* TASK PROMPT *
Copy all of the material below exactly.
_ _ _
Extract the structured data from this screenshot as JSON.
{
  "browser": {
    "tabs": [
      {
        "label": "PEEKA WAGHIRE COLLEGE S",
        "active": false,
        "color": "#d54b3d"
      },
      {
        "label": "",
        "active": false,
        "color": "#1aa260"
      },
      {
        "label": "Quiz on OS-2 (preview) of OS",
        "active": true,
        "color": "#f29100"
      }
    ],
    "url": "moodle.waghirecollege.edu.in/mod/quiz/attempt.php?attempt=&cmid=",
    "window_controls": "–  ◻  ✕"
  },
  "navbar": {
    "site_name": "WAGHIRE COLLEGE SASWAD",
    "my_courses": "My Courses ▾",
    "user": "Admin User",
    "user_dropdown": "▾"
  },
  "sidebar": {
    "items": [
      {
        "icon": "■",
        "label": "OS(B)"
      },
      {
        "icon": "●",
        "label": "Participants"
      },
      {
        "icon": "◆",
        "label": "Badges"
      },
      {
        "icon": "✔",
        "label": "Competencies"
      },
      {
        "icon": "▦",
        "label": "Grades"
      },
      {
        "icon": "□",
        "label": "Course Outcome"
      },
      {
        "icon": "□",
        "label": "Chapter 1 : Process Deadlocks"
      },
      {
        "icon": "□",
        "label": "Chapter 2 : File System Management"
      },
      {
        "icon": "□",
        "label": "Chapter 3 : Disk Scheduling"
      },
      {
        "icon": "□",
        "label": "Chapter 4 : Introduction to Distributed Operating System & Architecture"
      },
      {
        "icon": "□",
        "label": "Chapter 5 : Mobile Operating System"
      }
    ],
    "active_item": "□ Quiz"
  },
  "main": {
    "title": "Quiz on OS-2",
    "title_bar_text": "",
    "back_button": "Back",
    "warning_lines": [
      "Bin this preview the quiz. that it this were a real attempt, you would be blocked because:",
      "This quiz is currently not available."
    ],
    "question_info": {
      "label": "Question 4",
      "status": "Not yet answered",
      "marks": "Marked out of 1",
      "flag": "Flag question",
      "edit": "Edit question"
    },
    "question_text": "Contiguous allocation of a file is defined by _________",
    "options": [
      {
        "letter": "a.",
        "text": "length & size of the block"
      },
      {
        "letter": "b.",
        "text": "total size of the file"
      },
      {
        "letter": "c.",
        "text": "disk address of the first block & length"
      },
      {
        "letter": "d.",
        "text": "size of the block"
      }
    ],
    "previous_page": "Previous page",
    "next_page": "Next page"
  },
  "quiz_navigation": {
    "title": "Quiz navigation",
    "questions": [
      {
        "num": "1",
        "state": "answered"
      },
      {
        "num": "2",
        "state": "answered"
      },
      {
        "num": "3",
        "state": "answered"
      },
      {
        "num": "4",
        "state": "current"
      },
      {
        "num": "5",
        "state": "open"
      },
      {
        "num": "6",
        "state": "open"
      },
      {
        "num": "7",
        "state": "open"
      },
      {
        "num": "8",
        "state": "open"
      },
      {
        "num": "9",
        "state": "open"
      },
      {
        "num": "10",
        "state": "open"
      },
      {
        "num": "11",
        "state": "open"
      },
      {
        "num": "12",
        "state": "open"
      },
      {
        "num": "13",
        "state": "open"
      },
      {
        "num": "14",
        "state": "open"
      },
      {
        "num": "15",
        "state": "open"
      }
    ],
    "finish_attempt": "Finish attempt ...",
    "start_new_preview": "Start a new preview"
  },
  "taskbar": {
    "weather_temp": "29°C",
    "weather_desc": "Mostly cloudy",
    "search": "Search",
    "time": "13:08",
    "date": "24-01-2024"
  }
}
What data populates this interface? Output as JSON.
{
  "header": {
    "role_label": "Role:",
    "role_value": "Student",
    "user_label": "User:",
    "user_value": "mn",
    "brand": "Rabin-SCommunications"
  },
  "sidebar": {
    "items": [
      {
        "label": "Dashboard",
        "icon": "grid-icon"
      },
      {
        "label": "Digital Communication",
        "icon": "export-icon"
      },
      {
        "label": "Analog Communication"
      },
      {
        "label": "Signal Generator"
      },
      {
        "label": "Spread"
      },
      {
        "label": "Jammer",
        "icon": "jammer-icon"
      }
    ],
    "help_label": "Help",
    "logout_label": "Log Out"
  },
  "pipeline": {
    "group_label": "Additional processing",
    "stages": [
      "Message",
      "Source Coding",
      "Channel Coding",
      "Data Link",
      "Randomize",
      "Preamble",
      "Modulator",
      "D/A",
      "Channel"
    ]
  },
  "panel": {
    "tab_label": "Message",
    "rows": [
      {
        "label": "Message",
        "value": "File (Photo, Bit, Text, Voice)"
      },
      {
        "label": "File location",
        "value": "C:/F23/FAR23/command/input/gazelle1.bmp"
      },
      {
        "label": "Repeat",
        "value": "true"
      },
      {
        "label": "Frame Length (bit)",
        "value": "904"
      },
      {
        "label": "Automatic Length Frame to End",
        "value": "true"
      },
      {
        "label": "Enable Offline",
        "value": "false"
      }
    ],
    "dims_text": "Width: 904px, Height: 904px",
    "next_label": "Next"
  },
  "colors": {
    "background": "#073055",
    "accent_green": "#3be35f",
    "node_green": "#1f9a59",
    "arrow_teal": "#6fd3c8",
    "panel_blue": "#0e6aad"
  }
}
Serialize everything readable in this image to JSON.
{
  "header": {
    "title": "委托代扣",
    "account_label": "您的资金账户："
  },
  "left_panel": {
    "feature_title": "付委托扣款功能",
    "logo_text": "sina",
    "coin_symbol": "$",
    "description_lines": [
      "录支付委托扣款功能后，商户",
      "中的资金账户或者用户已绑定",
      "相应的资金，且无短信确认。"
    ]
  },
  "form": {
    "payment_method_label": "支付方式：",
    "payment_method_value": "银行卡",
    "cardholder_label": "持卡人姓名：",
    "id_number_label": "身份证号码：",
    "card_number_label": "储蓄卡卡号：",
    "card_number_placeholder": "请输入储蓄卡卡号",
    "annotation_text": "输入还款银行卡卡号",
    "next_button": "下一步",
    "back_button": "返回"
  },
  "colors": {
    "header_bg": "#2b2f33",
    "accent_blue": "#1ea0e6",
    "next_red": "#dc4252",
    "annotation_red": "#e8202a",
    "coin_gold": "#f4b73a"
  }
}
_ _ _
* COMPLETE OUTPUT *
Extract the structured data from this screenshot as JSON.
{
  "browser": {
    "tabs": [
      {
        "label": "PEEKA WAGHIRE COLLEGE S",
        "active": false,
        "color": "#d54b3d"
      },
      {
        "label": "",
        "active": false,
        "color": "#1aa260"
      },
      {
        "label": "Quiz on OS-2 (preview) of OS",
        "active": true,
        "color": "#f29100"
      }
    ],
    "url": "moodle.waghirecollege.edu.in/mod/quiz/attempt.php?attempt=&cmid=",
    "window_controls": "–  ◻  ✕"
  },
  "navbar": {
    "site_name": "WAGHIRE COLLEGE SASWAD",
    "my_courses": "My Courses ▾",
    "user": "Admin User",
    "user_dropdown": "▾"
  },
  "sidebar": {
    "items": [
      {
        "icon": "■",
        "label": "OS(B)"
      },
      {
        "icon": "●",
        "label": "Participants"
      },
      {
        "icon": "◆",
        "label": "Badges"
      },
      {
        "icon": "✔",
        "label": "Competencies"
      },
      {
        "icon": "▦",
        "label": "Grades"
      },
      {
        "icon": "□",
        "label": "Course Outcome"
      },
      {
        "icon": "□",
        "label": "Chapter 1 : Process Deadlocks"
      },
      {
        "icon": "□",
        "label": "Chapter 2 : File System Management"
      },
      {
        "icon": "□",
        "label": "Chapter 3 : Disk Scheduling"
      },
      {
        "icon": "□",
        "label": "Chapter 4 : Introduction to Distributed Operating System & Architecture"
      },
      {
        "icon": "□",
        "label": "Chapter 5 : Mobile Operating System"
      }
    ],
    "active_item": "□ Quiz"
  },
  "main": {
    "title": "Quiz on OS-2",
    "title_bar_text": "",
    "back_button": "Back",
    "warning_lines": [
      "Bin this preview the quiz. that it this were a real attempt, you would be blocked because:",
      "This quiz is currently not available."
    ],
    "question_info": {
      "label": "Question 4",
      "status": "Not yet answered",
      "marks": "Marked out of 1",
      "flag": "Flag question",
      "edit": "Edit question"
    },
    "question_text": "Contiguous allocation of a file is defined by _________",
    "options": [
      {
        "letter": "a.",
        "text": "length & size of the block"
      },
      {
        "letter": "b.",
        "text": "total size of the file"
      },
      {
        "letter": "c.",
        "text": "disk address of the first block & length"
      },
      {
        "letter": "d.",
        "text": "size of the block"
      }
    ],
    "previous_page": "Previous page",
    "next_page": "Next page"
  },
  "quiz_navigation": {
    "title": "Quiz navigation",
    "questions": [
      {
        "num": "1",
        "state": "answered"
      },
      {
        "num": "2",
        "state": "answered"
      },
      {
        "num": "3",
        "state": "answered"
      },
      {
        "num": "4",
        "state": "current"
      },
      {
        "num": "5",
        "state": "open"
      },
      {
        "num": "6",
        "state": "open"
      },
      {
        "num": "7",
        "state": "open"
      },
      {
        "num": "8",
        "state": "open"
      },
      {
        "num": "9",
        "state": "open"
      },
      {
        "num": "10",
        "state": "open"
      },
      {
        "num": "11",
        "state": "open"
      },
      {
        "num": "12",
        "state": "open"
      },
      {
        "num": "13",
        "state": "open"
      },
      {
        "num": "14",
        "state": "open"
      },
      {
        "num": "15",
        "state": "open"
      }
    ],
    "finish_attempt": "Finish attempt ...",
    "start_new_preview": "Start a new preview"
  },
  "taskbar": {
    "weather_temp": "29°C",
    "weather_desc": "Mostly cloudy",
    "search": "Search",
    "time": "13:08",
    "date": "24-01-2024"
  }
}
What data populates this interface? Output as JSON.
{
  "header": {
    "role_label": "Role:",
    "role_value": "Student",
    "user_label": "User:",
    "user_value": "mn",
    "brand": "Rabin-SCommunications"
  },
  "sidebar": {
    "items": [
      {
        "label": "Dashboard",
        "icon": "grid-icon"
      },
      {
        "label": "Digital Communication",
        "icon": "export-icon"
      },
      {
        "label": "Analog Communication"
      },
      {
        "label": "Signal Generator"
      },
      {
        "label": "Spread"
      },
      {
        "label": "Jammer",
        "icon": "jammer-icon"
      }
    ],
    "help_label": "Help",
    "logout_label": "Log Out"
  },
  "pipeline": {
    "group_label": "Additional processing",
    "stages": [
      "Message",
      "Source Coding",
      "Channel Coding",
      "Data Link",
      "Randomize",
      "Preamble",
      "Modulator",
      "D/A",
      "Channel"
    ]
  },
  "panel": {
    "tab_label": "Message",
    "rows": [
      {
        "label": "Message",
        "value": "File (Photo, Bit, Text, Voice)"
      },
      {
        "label": "File location",
        "value": "C:/F23/FAR23/command/input/gazelle1.bmp"
      },
      {
        "label": "Repeat",
        "value": "true"
      },
      {
        "label": "Frame Length (bit)",
        "value": "904"
      },
      {
        "label": "Automatic Length Frame to End",
        "value": "true"
      },
      {
        "label": "Enable Offline",
        "value": "false"
      }
    ],
    "dims_text": "Width: 904px, Height: 904px",
    "next_label": "Next"
  },
  "colors": {
    "background": "#073055",
    "accent_green": "#3be35f",
    "node_green": "#1f9a59",
    "arrow_teal": "#6fd3c8",
    "panel_blue": "#0e6aad"
  }
}
Serialize everything readable in this image to JSON.
{
  "header": {
    "title": "委托代扣",
    "account_label": "您的资金账户："
  },
  "left_panel": {
    "feature_title": "付委托扣款功能",
    "logo_text": "sina",
    "coin_symbol": "$",
    "description_lines": [
      "录支付委托扣款功能后，商户",
      "中的资金账户或者用户已绑定",
      "相应的资金，且无短信确认。"
    ]
  },
  "form": {
    "payment_method_label": "支付方式：",
    "payment_method_value": "银行卡",
    "cardholder_label": "持卡人姓名：",
    "id_number_label": "身份证号码：",
    "card_number_label": "储蓄卡卡号：",
    "card_number_placeholder": "请输入储蓄卡卡号",
    "annotation_text": "输入还款银行卡卡号",
    "next_button": "下一步",
    "back_button": "返回"
  },
  "colors": {
    "header_bg": "#2b2f33",
    "accent_blue": "#1ea0e6",
    "next_red": "#dc4252",
    "annotation_red": "#e8202a",
    "coin_gold": "#f4b73a"
  }
}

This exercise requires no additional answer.